Examine the entries and show every line in which the word "still" is found.

= = = =

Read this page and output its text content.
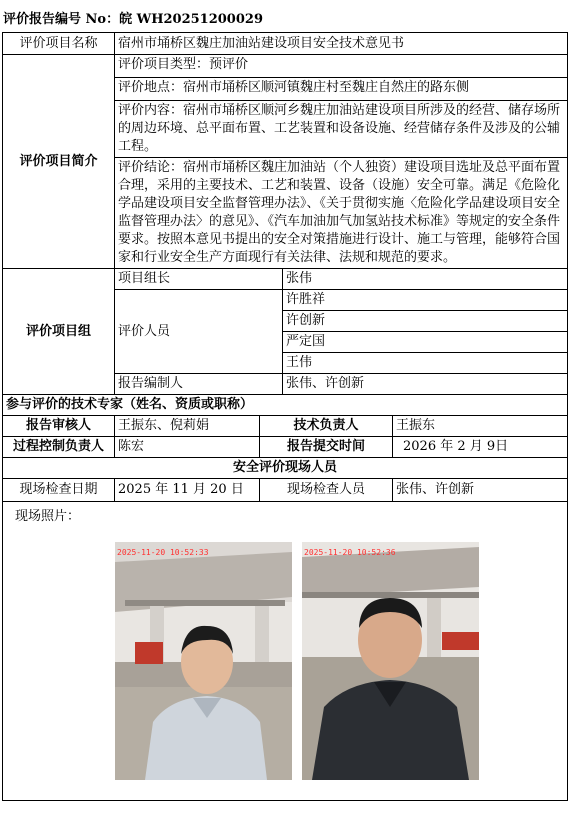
评价报告编号 No：皖 WH20251200029
评价项目名称	宿州市埇桥区魏庄加油站建设项目安全技术意见书			
评价项目简介	评价项目类型：预评价			
	评价地点：宿州市埇桥区顺河镇魏庄村至魏庄自然庄的路东侧			
	评价内容：宿州市埇桥区顺河乡魏庄加油站建设项目所涉及的经营、储存场所的周边环境、总平面布置、工艺装置和设备设施、经营储存条件及涉及的公辅工程。			
	评价结论：宿州市埇桥区魏庄加油站（个人独资）建设项目选址及总平面布置合理，采用的主要技术、工艺和装置、设备（设施）安全可靠。满足《危险化学品建设项目安全监督管理办法》、《关于贯彻实施〈危险化学品建设项目安全监督管理办法〉的意见》、《汽车加油加气加氢站技术标准》等规定的安全条件要求。按照本意见书提出的安全对策措施进行设计、施工与管理，能够符合国家和行业安全生产方面现行有关法律、法规和规范的要求。			
评价项目组	项目组长		张伟	
	评价人员		许胜祥	
			许创新	
			严定国	
			王伟	
	报告编制人		张伟、许创新	
参与评价的技术专家（姓名、资质或职称）				
报告审核人	王振东、倪莉娟	技术负责人		王振东
过程控制负责人	陈宏	报告提交时间		2026 年 2 月 9日
安全评价现场人员				
现场检查日期	2025 年 11 月 20 日	现场检查人员		张伟、许创新

现场照片：
2025-11-20 10:52:33 2025-11-20 10:52:36				
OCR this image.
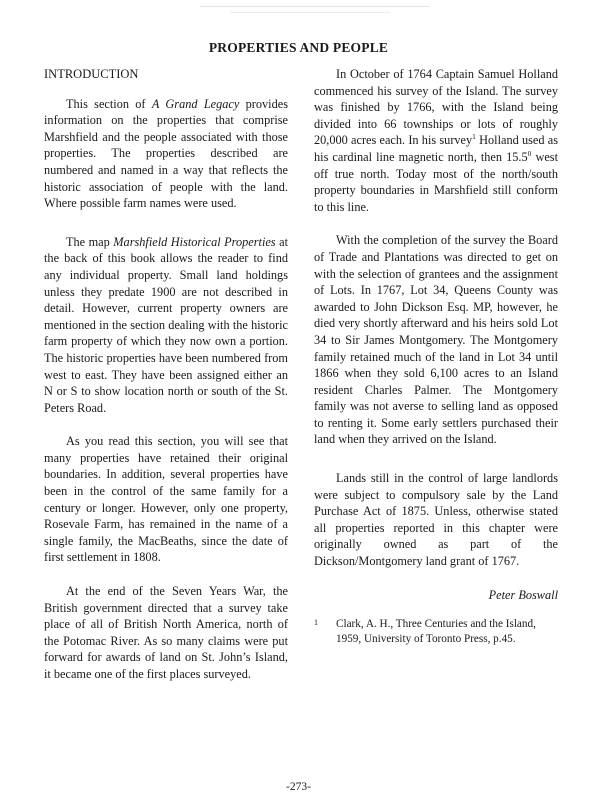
PROPERTIES AND PEOPLE
INTRODUCTION

This section of A Grand Legacy provides information on the properties that comprise Marshfield and the people associated with those properties. The properties described are numbered and named in a way that reflects the historic association of people with the land. Where possible farm names were used.

The map Marshfield Historical Properties at the back of this book allows the reader to find any individual property. Small land holdings unless they predate 1900 are not described in detail. However, current property owners are mentioned in the section dealing with the historic farm property of which they now own a portion. The historic properties have been numbered from west to east. They have been assigned either an N or S to show location north or south of the St. Peters Road.

As you read this section, you will see that many properties have retained their original boundaries. In addition, several properties have been in the control of the same family for a century or longer. However, only one property, Rosevale Farm, has remained in the name of a single family, the MacBeaths, since the date of first settlement in 1808.

At the end of the Seven Years War, the British government directed that a survey take place of all of British North America, north of the Potomac River. As so many claims were put forward for awards of land on St. John’s Island, it became one of the first places surveyed.

In October of 1764 Captain Samuel Holland commenced his survey of the Island. The survey was finished by 1766, with the Island being divided into 66 townships or lots of roughly 20,000 acres each. In his survey$^1$ Holland used as his cardinal line magnetic north, then 15.5$^0$ west off true north. Today most of the north/south property boundaries in Marshfield still conform to this line.

With the completion of the survey the Board of Trade and Plantations was directed to get on with the selection of grantees and the assignment of Lots. In 1767, Lot 34, Queens County was awarded to John Dickson Esq. MP, however, he died very shortly afterward and his heirs sold Lot 34 to Sir James Montgomery. The Montgomery family retained much of the land in Lot 34 until 1866 when they sold 6,100 acres to an Island resident Charles Palmer. The Montgomery family was not averse to selling land as opposed to renting it. Some early settlers purchased their land when they arrived on the Island.

Lands still in the control of large landlords were subject to compulsory sale by the Land Purchase Act of 1875. Unless, otherwise stated all properties reported in this chapter were originally owned as part of the Dickson/Montgomery land grant of 1767.

Peter Boswall
1	Clark, A. H., Three Centuries and the Island, 1959, University of Toronto Press, p.45.
-273-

= = = =

#### SOLUTION FOR THIS TASK
In October of 1764 Captain Samuel Holland commenced his survey of the Island. The survey was finished by 1766, with the Island being divided into 66 townships or lots of roughly 20,000 acres each. In his survey$^1$ Holland used as his cardinal line magnetic north, then 15.5$^0$ west off true north. Today most of the north/south property boundaries in Marshfield still conform to this line.
Lands still in the control of large landlords were subject to compulsory sale by the Land Purchase Act of 1875. Unless, otherwise stated all properties reported in this chapter were originally owned as part of the Dickson/Montgomery land grant of 1767.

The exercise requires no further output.